## Listed entries

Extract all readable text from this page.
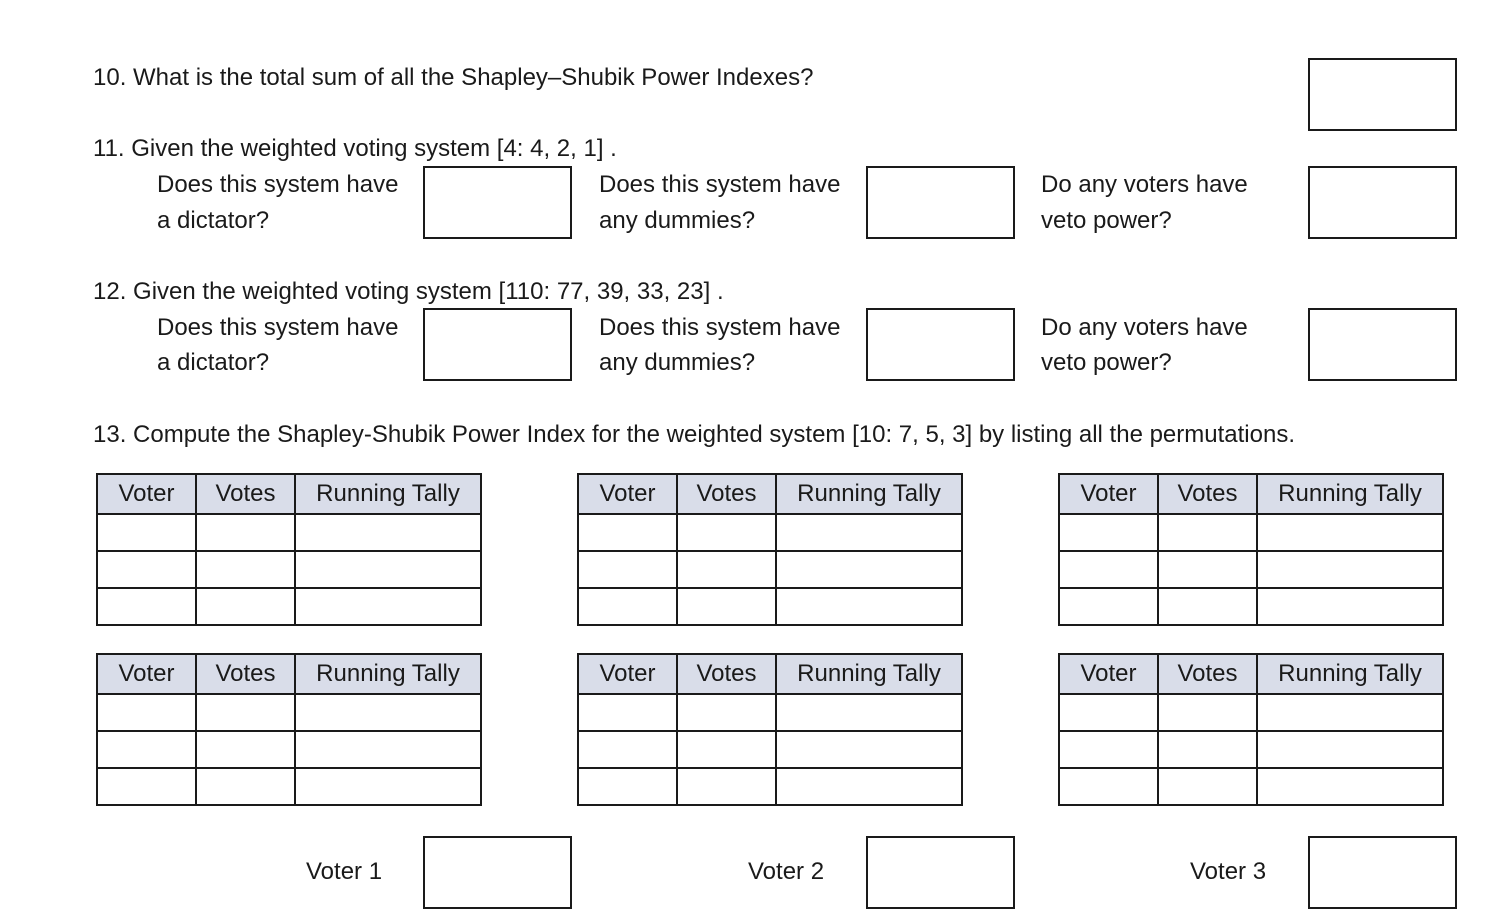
10. What is the total sum of all the Shapley–Shubik Power Indexes?
11. Given the weighted voting system [4: 4, 2, 1] .
Does this system have
a dictator?
Does this system have
any dummies?
Do any voters have
veto power?
12. Given the weighted voting system [110: 77, 39, 33, 23] .
Does this system have
a dictator?
Does this system have
any dummies?
Do any voters have
veto power?
13. Compute the Shapley-Shubik Power Index for the weighted system [10: 7, 5, 3] by listing all the permutations.
Voter	Votes	Running Tally

			Voter	Votes	Running Tally

			Voter	Votes	Running Tally

Voter	Votes	Running Tally

			Voter	Votes	Running Tally

			Voter	Votes	Running Tally

Voter 1	Voter 2	Voter 3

## Short problem
Without the pictures, restate each entry exactly.

## Full output
Extract all readable text from this page.
10. What is the total sum of all the Shapley–Shubik Power Indexes?
11. Given the weighted voting system [4: 4, 2, 1] .
Does this system have
a dictator?
Does this system have
any dummies?
Do any voters have
veto power?
12. Given the weighted voting system [110: 77, 39, 33, 23] .
Does this system have
a dictator?
Does this system have
any dummies?
Do any voters have
veto power?
13. Compute the Shapley-Shubik Power Index for the weighted system [10: 7, 5, 3] by listing all the permutations.
Voter	Votes	Running Tally

			Voter	Votes	Running Tally

			Voter	Votes	Running Tally

Voter	Votes	Running Tally

			Voter	Votes	Running Tally

			Voter	Votes	Running Tally

Voter 1	Voter 2	Voter 3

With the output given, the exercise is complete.